== What is needed ==
Determine the number of lines containing the word "Password", and state that figure alone.
********
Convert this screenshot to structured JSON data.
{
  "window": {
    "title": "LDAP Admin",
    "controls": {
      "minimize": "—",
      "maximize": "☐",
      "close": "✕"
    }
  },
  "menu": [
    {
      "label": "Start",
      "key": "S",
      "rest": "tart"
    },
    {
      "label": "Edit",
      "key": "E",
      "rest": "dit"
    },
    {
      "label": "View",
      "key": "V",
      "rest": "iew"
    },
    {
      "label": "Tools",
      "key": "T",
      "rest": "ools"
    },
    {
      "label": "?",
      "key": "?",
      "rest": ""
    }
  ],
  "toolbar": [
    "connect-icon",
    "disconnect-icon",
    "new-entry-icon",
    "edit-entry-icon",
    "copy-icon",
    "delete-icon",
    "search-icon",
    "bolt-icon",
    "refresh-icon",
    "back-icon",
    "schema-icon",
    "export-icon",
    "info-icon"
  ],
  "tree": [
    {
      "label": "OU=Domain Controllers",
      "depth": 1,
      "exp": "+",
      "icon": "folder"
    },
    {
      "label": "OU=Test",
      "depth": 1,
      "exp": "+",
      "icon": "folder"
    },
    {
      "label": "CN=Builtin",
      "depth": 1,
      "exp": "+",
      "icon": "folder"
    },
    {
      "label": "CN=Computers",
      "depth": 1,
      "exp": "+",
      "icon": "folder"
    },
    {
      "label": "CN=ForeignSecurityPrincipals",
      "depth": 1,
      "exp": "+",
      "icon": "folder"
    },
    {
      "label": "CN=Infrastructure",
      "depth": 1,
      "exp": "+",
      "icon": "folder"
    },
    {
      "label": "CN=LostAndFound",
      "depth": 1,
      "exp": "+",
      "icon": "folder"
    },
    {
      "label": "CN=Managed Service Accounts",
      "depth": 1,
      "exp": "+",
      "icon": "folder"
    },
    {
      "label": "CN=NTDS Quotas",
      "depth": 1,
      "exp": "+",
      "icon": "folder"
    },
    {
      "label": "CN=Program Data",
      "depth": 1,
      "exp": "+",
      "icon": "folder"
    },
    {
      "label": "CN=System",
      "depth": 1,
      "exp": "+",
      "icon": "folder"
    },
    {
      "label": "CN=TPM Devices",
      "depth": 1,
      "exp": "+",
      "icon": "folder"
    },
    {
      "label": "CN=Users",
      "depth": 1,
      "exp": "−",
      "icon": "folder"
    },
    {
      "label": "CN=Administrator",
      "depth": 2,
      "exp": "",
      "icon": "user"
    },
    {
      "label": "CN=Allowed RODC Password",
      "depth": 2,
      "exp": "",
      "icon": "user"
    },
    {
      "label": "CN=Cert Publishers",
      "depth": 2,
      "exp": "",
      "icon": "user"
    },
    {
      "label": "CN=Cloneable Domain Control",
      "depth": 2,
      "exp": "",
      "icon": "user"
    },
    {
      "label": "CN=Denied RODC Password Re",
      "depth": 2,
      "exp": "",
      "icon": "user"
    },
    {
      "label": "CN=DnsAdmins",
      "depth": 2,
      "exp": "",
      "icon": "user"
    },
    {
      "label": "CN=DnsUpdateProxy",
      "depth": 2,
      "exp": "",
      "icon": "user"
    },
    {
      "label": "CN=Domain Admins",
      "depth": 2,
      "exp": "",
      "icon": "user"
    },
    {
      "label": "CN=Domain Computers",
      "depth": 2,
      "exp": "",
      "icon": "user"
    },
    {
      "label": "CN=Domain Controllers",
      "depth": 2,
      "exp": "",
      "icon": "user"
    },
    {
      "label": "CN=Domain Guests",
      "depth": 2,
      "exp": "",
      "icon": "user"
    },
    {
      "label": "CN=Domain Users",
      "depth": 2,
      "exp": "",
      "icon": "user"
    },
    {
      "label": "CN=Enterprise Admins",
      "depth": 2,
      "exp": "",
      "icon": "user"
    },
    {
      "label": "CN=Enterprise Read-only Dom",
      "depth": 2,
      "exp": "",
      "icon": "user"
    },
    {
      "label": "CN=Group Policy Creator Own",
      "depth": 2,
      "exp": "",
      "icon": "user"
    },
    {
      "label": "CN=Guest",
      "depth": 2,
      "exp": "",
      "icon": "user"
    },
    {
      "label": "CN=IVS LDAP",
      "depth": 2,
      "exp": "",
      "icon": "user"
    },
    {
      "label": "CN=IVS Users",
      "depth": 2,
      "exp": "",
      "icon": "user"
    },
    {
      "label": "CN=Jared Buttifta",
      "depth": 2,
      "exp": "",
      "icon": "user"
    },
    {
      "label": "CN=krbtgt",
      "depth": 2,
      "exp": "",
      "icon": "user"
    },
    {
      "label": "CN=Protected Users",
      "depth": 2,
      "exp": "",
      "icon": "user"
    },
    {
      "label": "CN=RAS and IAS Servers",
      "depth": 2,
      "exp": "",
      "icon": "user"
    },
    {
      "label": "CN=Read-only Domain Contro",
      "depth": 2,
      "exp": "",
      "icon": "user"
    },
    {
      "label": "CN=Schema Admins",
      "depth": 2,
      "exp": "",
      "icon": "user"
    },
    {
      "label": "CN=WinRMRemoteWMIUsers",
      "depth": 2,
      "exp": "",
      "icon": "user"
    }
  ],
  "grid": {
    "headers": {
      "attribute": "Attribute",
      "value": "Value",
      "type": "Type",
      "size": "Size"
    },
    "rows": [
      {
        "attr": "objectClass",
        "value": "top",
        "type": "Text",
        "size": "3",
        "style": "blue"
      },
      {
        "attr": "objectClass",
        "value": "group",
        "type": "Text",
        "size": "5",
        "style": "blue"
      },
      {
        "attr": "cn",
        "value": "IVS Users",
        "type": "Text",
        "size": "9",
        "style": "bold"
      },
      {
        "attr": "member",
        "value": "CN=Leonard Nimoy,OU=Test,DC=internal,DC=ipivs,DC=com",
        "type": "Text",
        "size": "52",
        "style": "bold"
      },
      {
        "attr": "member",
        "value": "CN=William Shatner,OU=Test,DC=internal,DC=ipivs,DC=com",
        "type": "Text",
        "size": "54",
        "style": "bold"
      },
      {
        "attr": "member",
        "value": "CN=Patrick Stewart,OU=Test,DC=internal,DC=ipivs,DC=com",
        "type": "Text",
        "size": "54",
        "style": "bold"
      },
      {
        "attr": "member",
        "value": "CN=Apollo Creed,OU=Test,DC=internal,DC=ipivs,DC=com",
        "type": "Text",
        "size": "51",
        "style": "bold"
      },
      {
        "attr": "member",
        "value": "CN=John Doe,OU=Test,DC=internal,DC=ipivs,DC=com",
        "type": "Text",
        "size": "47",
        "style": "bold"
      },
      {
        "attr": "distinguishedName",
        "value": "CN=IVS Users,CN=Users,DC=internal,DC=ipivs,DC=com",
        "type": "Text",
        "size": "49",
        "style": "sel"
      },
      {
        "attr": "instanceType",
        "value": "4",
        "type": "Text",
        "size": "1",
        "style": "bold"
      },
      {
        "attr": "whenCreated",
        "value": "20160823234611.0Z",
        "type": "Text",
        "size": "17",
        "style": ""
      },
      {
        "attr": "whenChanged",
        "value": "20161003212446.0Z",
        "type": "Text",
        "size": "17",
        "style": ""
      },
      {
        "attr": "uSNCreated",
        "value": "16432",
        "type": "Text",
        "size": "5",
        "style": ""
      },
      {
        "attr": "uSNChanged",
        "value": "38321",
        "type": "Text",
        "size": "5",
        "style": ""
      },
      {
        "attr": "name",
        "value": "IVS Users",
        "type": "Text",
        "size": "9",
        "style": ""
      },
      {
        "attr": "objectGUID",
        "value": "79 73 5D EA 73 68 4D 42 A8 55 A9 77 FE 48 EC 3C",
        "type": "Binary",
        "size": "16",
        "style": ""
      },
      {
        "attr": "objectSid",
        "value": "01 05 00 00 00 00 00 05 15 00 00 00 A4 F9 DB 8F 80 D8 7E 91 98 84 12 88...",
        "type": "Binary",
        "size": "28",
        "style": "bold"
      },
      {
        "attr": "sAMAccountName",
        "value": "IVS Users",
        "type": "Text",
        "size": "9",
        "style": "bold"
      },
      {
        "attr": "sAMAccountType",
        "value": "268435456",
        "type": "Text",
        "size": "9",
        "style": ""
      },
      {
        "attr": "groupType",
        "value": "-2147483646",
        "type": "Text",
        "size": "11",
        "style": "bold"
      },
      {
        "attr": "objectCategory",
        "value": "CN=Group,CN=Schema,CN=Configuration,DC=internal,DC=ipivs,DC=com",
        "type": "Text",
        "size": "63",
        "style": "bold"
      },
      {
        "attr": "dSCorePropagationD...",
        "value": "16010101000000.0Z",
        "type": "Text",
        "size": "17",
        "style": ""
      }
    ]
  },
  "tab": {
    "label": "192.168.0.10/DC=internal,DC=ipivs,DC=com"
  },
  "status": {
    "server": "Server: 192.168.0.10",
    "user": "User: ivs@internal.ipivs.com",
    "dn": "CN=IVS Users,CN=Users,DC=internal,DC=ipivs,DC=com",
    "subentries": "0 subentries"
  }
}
********
== In response ==
2